+++ Data supplied +++

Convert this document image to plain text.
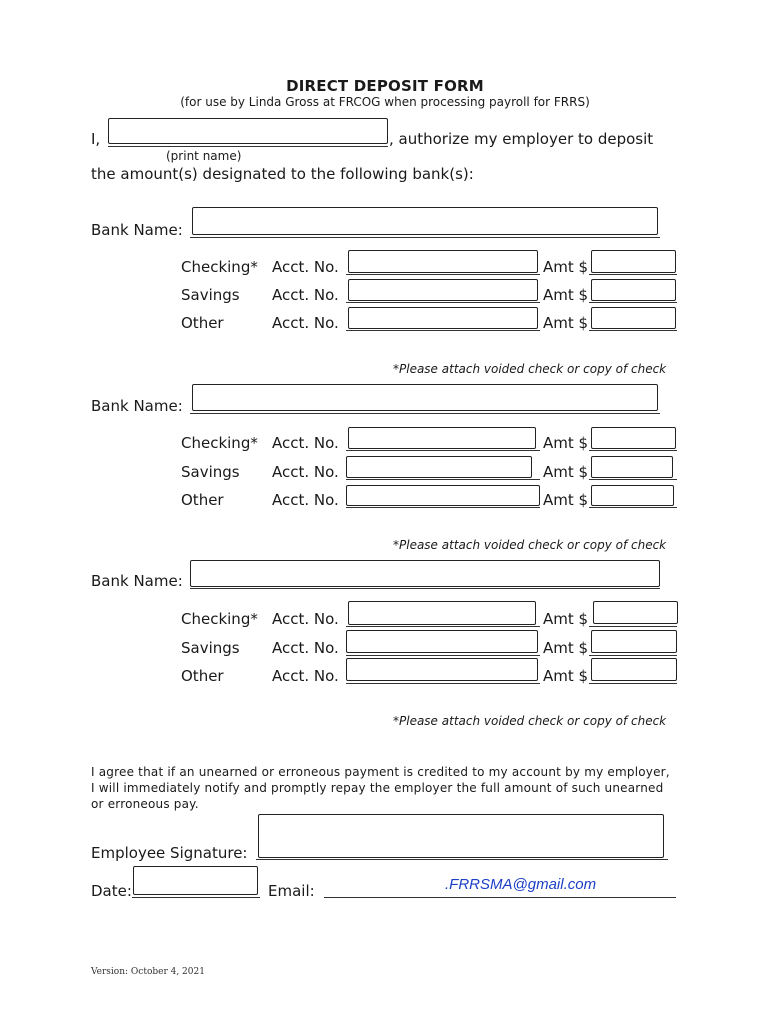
DIRECT DEPOSIT FORM
(for use by Linda Gross at FRCOG when processing payroll for FRRS)
I,	, authorize my employer to deposit
(print name)
the amount(s) designated to the following bank(s):
Bank Name:
Checking* Acct. No.	Amt $
Savings Acct. No.	Amt $
Other	Acct. No.	Amt $
*Please attach voided check or copy of check
Bank Name:
Checking* Acct. No.	Amt $
Savings Acct. No.	Amt $
Other	Acct. No.	Amt $
*Please attach voided check or copy of check
Bank Name:
Checking* Acct. No.	Amt $
Savings Acct. No.	Amt $
Other	Acct. No.	Amt $
*Please attach voided check or copy of check
I agree that if an unearned or erroneous payment is credited to my account by my employer, I will immediately notify and promptly repay the employer the full amount of such unearned or erroneous pay.
Employee Signature:
Date:	Email:	.FRRSMA@gmail.com
Version: October 4, 2021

+++

[Goal] Each record above should be copied character for character, with pictures dropped.

[Solution to the exercise]
Convert this document image to plain text.
DIRECT DEPOSIT FORM
(for use by Linda Gross at FRCOG when processing payroll for FRRS)
I,	, authorize my employer to deposit
(print name)
the amount(s) designated to the following bank(s):
Bank Name:
Checking* Acct. No.	Amt $
Savings Acct. No.	Amt $
Other	Acct. No.	Amt $
*Please attach voided check or copy of check
Bank Name:
Checking* Acct. No.	Amt $
Savings Acct. No.	Amt $
Other	Acct. No.	Amt $
*Please attach voided check or copy of check
Bank Name:
Checking* Acct. No.	Amt $
Savings Acct. No.	Amt $
Other	Acct. No.	Amt $
*Please attach voided check or copy of check
I agree that if an unearned or erroneous payment is credited to my account by my employer, I will immediately notify and promptly repay the employer the full amount of such unearned or erroneous pay.
Employee Signature:
Date:	Email:	.FRRSMA@gmail.com
Version: October 4, 2021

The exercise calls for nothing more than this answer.